Items listed in a dataset:
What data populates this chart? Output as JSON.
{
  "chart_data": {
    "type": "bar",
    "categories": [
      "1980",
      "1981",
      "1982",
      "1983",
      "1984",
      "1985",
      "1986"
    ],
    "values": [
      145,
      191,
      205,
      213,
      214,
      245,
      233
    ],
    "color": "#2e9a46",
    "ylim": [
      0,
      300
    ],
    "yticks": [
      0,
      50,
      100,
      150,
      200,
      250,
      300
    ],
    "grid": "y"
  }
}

### DIRECTIONS
Restate the whole of the material exactly.

### ANSWER
What data populates this chart? Output as JSON.
{
  "chart_data": {
    "type": "bar",
    "categories": [
      "1980",
      "1981",
      "1982",
      "1983",
      "1984",
      "1985",
      "1986"
    ],
    "values": [
      145,
      191,
      205,
      213,
      214,
      245,
      233
    ],
    "color": "#2e9a46",
    "ylim": [
      0,
      300
    ],
    "yticks": [
      0,
      50,
      100,
      150,
      200,
      250,
      300
    ],
    "grid": "y"
  }
}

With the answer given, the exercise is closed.